Я еще возвращусь к одному из центральных нервных узлов романа — доверительному разговору Каркова-Кольцова с Робертом Джорданом. Сейчас важнее начать с конца. В сорок второй главе американский писатель сводит журналиста, наделенного Сталиным большими и специфическими полномочиями, и политического комиссара интербригад Андре Марти, поддерживающего прочные связи с ежовским НКВД и хозяином Кремля.
Сценическая площадка — здание Комендатуры, в котором располагается кабинет бывшего французского моряка, изображенного в нашем учебнике истории в берете с помпоном и усиками мопассановского героя. Этот берет, правда без помпона, Хемингуэй тоже водрузил на голову комиссара. В Комендатуру попадают два республиканца — капитан Рохелио Гомес из первого батальона Шестьдесят пятой бригады и партизан Андрес, везущий донесение Роберта Джордана генералу Гольцу, готовящемуся наступать на фалангистов.
Внешний облик Андре Марти, нарисованный Хемингуэем с величайшей художественной лаконичностью и тщательностью, сразу настораживает. То, что мы слышали о политическом комиссаре раньше, находит подтверждение. Обычно мягкая и сдержанная палитра Хемингуэя становится внезапно необычайно жесткой. Он отказывается от принципов, сохраняемых им даже при создании неприятных, выражаясь по-советски, отрицательных образов. Сделаю несколько кратких извлечений.
«Из машины… вышел высокий человек, уже пожилой и грузный, в непомерно большом берете цвета хаки, какие носят во французской армии, с пальто, с планшетом и с револьвером на длинном ремне, надетом поверх пальто». Капитан Гомес узнал в нем знакомого интербригадовца: «Он видел его на политических собраниях и часто читал его статьи в „Мундо обреро“, переведенные с французского. Он запомнил эти мохнатые брови, водянисто-серые глаза, двойной подбородок и узнал в этом человеке француза-революционера, в свое время руководившего восстанием во французском флоте на Черном море».
Гомес решил обратиться к Андре Марти с вопросом: «Он не знал только, что сделало с этим человеком время, разочарование, недовольство своими личными и политическими делами и неутоленное честолюбие, и он не знал, что нет ничего опаснее, чем обращаться к нему с каким-нибудь вопросом».
------------------------------------------------
• ЗАДАНИЕ
Пожалуйста, перепишите фрагмент о романе Хемингуэя, всё от «Я еще возвращусь» и до «наступать на фалангистов.», поменяв «Хемингуэй» на «автор романа». Строки ниже — отдельный материал, с фрагментом не связанный.

• ИСХОДНЫЕ ДАННЫЕ
------------------------------------------------
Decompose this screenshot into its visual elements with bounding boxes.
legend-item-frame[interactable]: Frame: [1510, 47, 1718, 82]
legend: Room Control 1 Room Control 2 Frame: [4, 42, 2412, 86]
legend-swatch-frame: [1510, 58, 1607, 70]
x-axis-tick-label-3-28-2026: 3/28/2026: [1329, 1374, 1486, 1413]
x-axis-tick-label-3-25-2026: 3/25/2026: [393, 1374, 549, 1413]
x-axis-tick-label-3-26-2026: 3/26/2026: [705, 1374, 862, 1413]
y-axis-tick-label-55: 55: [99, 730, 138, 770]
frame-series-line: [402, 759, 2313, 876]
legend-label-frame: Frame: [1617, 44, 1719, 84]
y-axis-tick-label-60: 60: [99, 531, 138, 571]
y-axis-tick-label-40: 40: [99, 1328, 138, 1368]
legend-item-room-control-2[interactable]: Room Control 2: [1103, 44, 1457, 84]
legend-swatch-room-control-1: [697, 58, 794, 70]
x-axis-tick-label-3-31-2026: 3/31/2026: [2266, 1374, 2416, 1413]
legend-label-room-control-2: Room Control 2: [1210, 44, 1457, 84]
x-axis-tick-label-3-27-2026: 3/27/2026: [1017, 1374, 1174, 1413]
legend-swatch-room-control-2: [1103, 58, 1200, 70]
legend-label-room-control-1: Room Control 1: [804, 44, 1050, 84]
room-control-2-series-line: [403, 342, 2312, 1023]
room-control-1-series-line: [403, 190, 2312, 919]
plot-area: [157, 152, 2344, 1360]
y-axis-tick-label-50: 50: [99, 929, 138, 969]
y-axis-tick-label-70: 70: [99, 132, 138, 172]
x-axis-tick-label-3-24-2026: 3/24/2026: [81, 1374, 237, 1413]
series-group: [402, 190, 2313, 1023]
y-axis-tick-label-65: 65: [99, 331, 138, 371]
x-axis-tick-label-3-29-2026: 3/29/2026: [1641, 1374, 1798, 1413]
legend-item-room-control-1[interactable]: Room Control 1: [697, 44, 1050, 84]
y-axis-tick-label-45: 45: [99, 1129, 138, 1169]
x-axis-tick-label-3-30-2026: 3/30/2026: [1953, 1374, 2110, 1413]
------------------------------------------------
• ОТВЕТ
Я еще возвращусь к одному из центральных нервных узлов романа — доверительному разговору Каркова-Кольцова с Робертом Джорданом. Сейчас важнее начать с конца. В сорок второй главе американский писатель сводит журналиста, наделенного Сталиным большими и специфическими полномочиями, и политического комиссара интербригад Андре Марти, поддерживающего прочные связи с ежовским НКВД и хозяином Кремля.
Сценическая площадка — здание Комендатуры, в котором располагается кабинет бывшего французского моряка, изображенного в нашем учебнике истории в берете с помпоном и усиками мопассановского героя. Этот берет, правда без помпона, автор романа тоже водрузил на голову комиссара. В Комендатуру попадают два республиканца — капитан Рохелио Гомес из первого батальона Шестьдесят пятой бригады и партизан Андрес, везущий донесение Роберта Джордана генералу Гольцу, готовящемуся наступать на фалангистов.